**GIVEN PROBLEM**
Below are some records. Pull every line that contains the word "между".
━━━ RAW DATA ━━━
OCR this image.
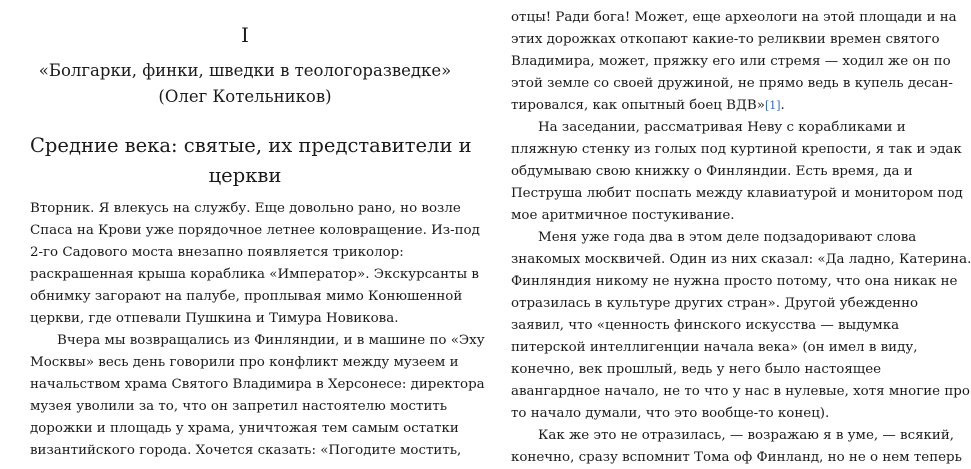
I
«Болгарки, финки, шведки в теологоразведке»
(Олег Котельников)
Средние века: святые, их представители и
церкви

Вторник. Я влекусь на службу. Еще довольно рано, но возле
Спаса на Крови уже порядочное летнее коловращение. Из-под
2-го Садового моста внезапно появляется триколор:
раскрашенная крыша кораблика «Император». Экскурсанты в
обнимку загорают на палубе, проплывая мимо Конюшенной
церкви, где отпевали Пушкина и Тимура Новикова.

Вчера мы возвращались из Финляндии, и в машине по «Эху
Москвы» весь день говорили про конфликт между музеем и
начальством храма Святого Владимира в Херсонесе: директора
музея уволили за то, что он запретил настоятелю мостить
дорожки и площадь у храма, уничтожая тем самым остатки
византийского города. Хочется сказать: «Погодите мостить,

отцы! Ради бога! Может, еще археологи на этой площади и на
этих дорожках откопают какие-то реликвии времен святого
Владимира, может, пряжку его или стремя — ходил же он по
этой земле со своей дружиной, не прямо ведь в купель десан-
тировался, как опытный боец ВДВ»[1].

На заседании, рассматривая Неву с корабликами и
пляжную стенку из голых под куртиной крепости, я так и эдак
обдумываю свою книжку о Финляндии. Есть время, да и
Пеструша любит поспать между клавиатурой и монитором под
мое аритмичное постукивание.

Меня уже года два в этом деле подзадоривают слова
знакомых москвичей. Один из них сказал: «Да ладно, Катерина.
Финляндия никому не нужна просто потому, что она никак не
отразилась в культуре других стран». Другой убежденно
заявил, что «ценность финского искусства — выдумка
питерской интеллигенции начала века» (он имел в виду,
конечно, век прошлый, ведь у него было настоящее
авангардное начало, не то что у нас в нулевые, хотя многие про
то начало думали, что это вообще-то конец).

Как же это не отразилась, — возражаю я в уме, — всякий,
конечно, сразу вспомнит Тома оф Финланд, но не о нем теперь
━━━
**RESULT**
Москвы» весь день говорили про конфликт между музеем и
Пеструша любит поспать между клавиатурой и монитором под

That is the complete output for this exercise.